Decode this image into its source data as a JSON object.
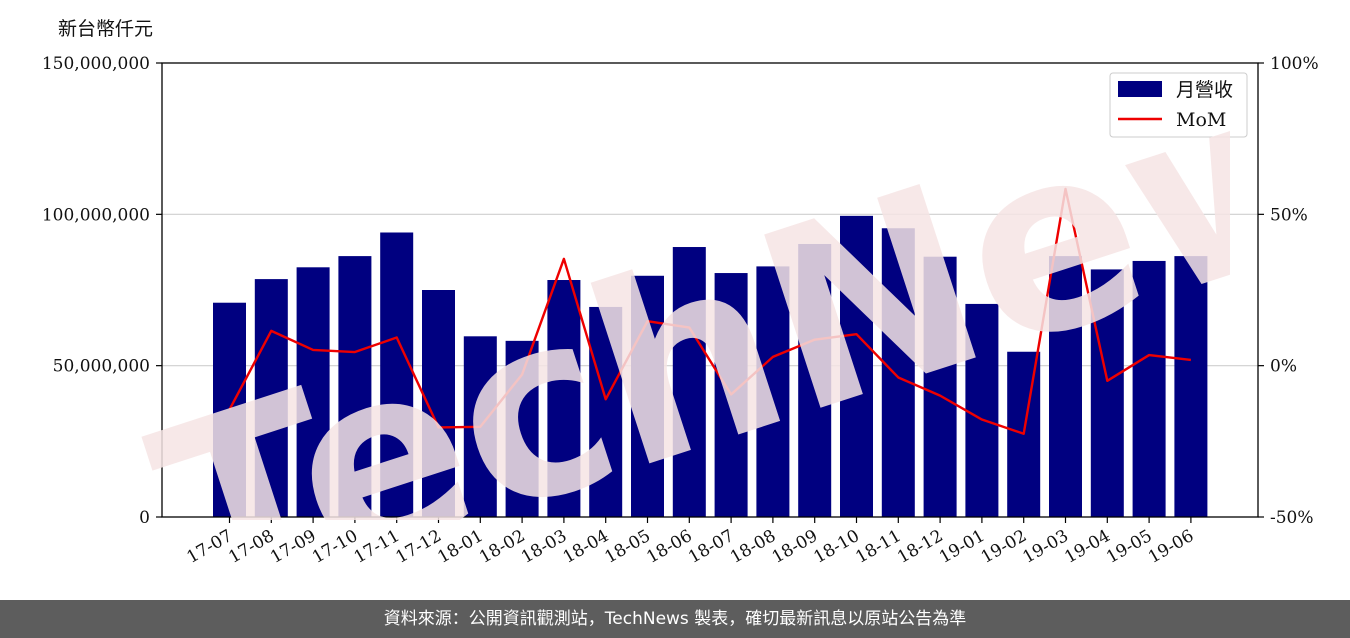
{
  "unit_label": "新台幣仟元",
  "footer": "資料來源：公開資訊觀測站，TechNews 製表，確切最新訊息以原站公告為準",
  "watermark": "TechNews",
  "chart_data": {
    "type": "bar",
    "categories": [
      "17-07",
      "17-08",
      "17-09",
      "17-10",
      "17-11",
      "17-12",
      "18-01",
      "18-02",
      "18-03",
      "18-04",
      "18-05",
      "18-06",
      "18-07",
      "18-08",
      "18-09",
      "18-10",
      "18-11",
      "18-12",
      "19-01",
      "19-02",
      "19-03",
      "19-04",
      "19-05",
      "19-06"
    ],
    "series": [
      {
        "name": "月營收",
        "axis": "left",
        "type": "bar",
        "color": "#000080",
        "values": [
          70800000,
          78600000,
          82500000,
          86200000,
          94000000,
          75000000,
          59700000,
          58200000,
          78300000,
          69400000,
          79700000,
          89200000,
          80600000,
          82800000,
          90200000,
          99500000,
          95400000,
          86000000,
          70400000,
          54600000,
          86200000,
          81800000,
          84600000,
          86200000
        ]
      },
      {
        "name": "MoM",
        "axis": "right",
        "type": "line",
        "color": "#ee0000",
        "values": [
          -14.5,
          11.5,
          5.2,
          4.5,
          9.3,
          -20.4,
          -20.2,
          -2.9,
          35.3,
          -11.1,
          14.7,
          12.6,
          -9.5,
          2.9,
          8.6,
          10.4,
          -3.9,
          -9.9,
          -17.8,
          -22.5,
          58.4,
          -5.0,
          3.5,
          1.9
        ]
      }
    ],
    "y_left": {
      "ticks": [
        "0",
        "50,000,000",
        "100,000,000",
        "150,000,000"
      ],
      "range": [
        0,
        150000000
      ]
    },
    "y_right": {
      "ticks": [
        "-50%",
        "0%",
        "50%",
        "100%"
      ],
      "range": [
        -50,
        100
      ]
    },
    "grid": "horizontal",
    "legend_position": "top-right"
  }
}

# # #

→ **What you will do**:
All of the material above is to be copied exactly, except for its images.

→ **Task result**:
Decode this image into its source data as a JSON object.
{
  "unit_label": "新台幣仟元",
  "footer": "資料來源：公開資訊觀測站，TechNews 製表，確切最新訊息以原站公告為準",
  "watermark": "TechNews",
  "chart_data": {
    "type": "bar",
    "categories": [
      "17-07",
      "17-08",
      "17-09",
      "17-10",
      "17-11",
      "17-12",
      "18-01",
      "18-02",
      "18-03",
      "18-04",
      "18-05",
      "18-06",
      "18-07",
      "18-08",
      "18-09",
      "18-10",
      "18-11",
      "18-12",
      "19-01",
      "19-02",
      "19-03",
      "19-04",
      "19-05",
      "19-06"
    ],
    "series": [
      {
        "name": "月營收",
        "axis": "left",
        "type": "bar",
        "color": "#000080",
        "values": [
          70800000,
          78600000,
          82500000,
          86200000,
          94000000,
          75000000,
          59700000,
          58200000,
          78300000,
          69400000,
          79700000,
          89200000,
          80600000,
          82800000,
          90200000,
          99500000,
          95400000,
          86000000,
          70400000,
          54600000,
          86200000,
          81800000,
          84600000,
          86200000
        ]
      },
      {
        "name": "MoM",
        "axis": "right",
        "type": "line",
        "color": "#ee0000",
        "values": [
          -14.5,
          11.5,
          5.2,
          4.5,
          9.3,
          -20.4,
          -20.2,
          -2.9,
          35.3,
          -11.1,
          14.7,
          12.6,
          -9.5,
          2.9,
          8.6,
          10.4,
          -3.9,
          -9.9,
          -17.8,
          -22.5,
          58.4,
          -5.0,
          3.5,
          1.9
        ]
      }
    ],
    "y_left": {
      "ticks": [
        "0",
        "50,000,000",
        "100,000,000",
        "150,000,000"
      ],
      "range": [
        0,
        150000000
      ]
    },
    "y_right": {
      "ticks": [
        "-50%",
        "0%",
        "50%",
        "100%"
      ],
      "range": [
        -50,
        100
      ]
    },
    "grid": "horizontal",
    "legend_position": "top-right"
  }
}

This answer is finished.